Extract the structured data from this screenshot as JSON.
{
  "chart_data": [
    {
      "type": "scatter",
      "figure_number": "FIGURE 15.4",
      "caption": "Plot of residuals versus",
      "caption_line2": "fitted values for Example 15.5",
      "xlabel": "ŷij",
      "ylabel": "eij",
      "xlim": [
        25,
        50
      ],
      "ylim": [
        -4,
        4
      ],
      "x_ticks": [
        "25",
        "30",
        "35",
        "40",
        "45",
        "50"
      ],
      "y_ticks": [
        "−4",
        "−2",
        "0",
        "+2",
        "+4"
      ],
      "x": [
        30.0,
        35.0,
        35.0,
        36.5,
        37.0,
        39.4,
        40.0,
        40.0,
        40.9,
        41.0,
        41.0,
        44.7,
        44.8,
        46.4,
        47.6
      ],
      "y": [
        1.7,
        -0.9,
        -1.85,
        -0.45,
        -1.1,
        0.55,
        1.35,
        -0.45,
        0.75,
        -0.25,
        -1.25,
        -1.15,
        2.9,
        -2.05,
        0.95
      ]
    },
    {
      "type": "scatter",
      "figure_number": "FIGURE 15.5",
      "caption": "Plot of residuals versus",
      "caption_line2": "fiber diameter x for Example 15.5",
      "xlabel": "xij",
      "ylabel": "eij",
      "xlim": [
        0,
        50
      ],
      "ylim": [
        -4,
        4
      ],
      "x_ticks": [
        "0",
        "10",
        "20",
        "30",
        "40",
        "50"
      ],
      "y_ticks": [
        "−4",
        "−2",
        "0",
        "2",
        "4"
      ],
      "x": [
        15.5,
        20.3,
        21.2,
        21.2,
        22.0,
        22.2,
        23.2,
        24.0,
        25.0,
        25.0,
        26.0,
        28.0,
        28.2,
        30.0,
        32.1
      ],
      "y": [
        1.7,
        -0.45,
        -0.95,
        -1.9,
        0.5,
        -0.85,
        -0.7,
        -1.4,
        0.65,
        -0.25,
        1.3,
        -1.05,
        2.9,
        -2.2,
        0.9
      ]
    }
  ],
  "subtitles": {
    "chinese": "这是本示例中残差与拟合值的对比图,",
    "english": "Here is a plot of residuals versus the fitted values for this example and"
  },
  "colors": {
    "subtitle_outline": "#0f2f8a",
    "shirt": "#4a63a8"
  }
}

====

THE PROBLEM
Every record above needs to be repeated word for word.

PROBLEM SOLUTION
Extract the structured data from this screenshot as JSON.
{
  "chart_data": [
    {
      "type": "scatter",
      "figure_number": "FIGURE 15.4",
      "caption": "Plot of residuals versus",
      "caption_line2": "fitted values for Example 15.5",
      "xlabel": "ŷij",
      "ylabel": "eij",
      "xlim": [
        25,
        50
      ],
      "ylim": [
        -4,
        4
      ],
      "x_ticks": [
        "25",
        "30",
        "35",
        "40",
        "45",
        "50"
      ],
      "y_ticks": [
        "−4",
        "−2",
        "0",
        "+2",
        "+4"
      ],
      "x": [
        30.0,
        35.0,
        35.0,
        36.5,
        37.0,
        39.4,
        40.0,
        40.0,
        40.9,
        41.0,
        41.0,
        44.7,
        44.8,
        46.4,
        47.6
      ],
      "y": [
        1.7,
        -0.9,
        -1.85,
        -0.45,
        -1.1,
        0.55,
        1.35,
        -0.45,
        0.75,
        -0.25,
        -1.25,
        -1.15,
        2.9,
        -2.05,
        0.95
      ]
    },
    {
      "type": "scatter",
      "figure_number": "FIGURE 15.5",
      "caption": "Plot of residuals versus",
      "caption_line2": "fiber diameter x for Example 15.5",
      "xlabel": "xij",
      "ylabel": "eij",
      "xlim": [
        0,
        50
      ],
      "ylim": [
        -4,
        4
      ],
      "x_ticks": [
        "0",
        "10",
        "20",
        "30",
        "40",
        "50"
      ],
      "y_ticks": [
        "−4",
        "−2",
        "0",
        "2",
        "4"
      ],
      "x": [
        15.5,
        20.3,
        21.2,
        21.2,
        22.0,
        22.2,
        23.2,
        24.0,
        25.0,
        25.0,
        26.0,
        28.0,
        28.2,
        30.0,
        32.1
      ],
      "y": [
        1.7,
        -0.45,
        -0.95,
        -1.9,
        0.5,
        -0.85,
        -0.7,
        -1.4,
        0.65,
        -0.25,
        1.3,
        -1.05,
        2.9,
        -2.2,
        0.9
      ]
    }
  ],
  "subtitles": {
    "chinese": "这是本示例中残差与拟合值的对比图,",
    "english": "Here is a plot of residuals versus the fitted values for this example and"
  },
  "colors": {
    "subtitle_outline": "#0f2f8a",
    "shirt": "#4a63a8"
  }
}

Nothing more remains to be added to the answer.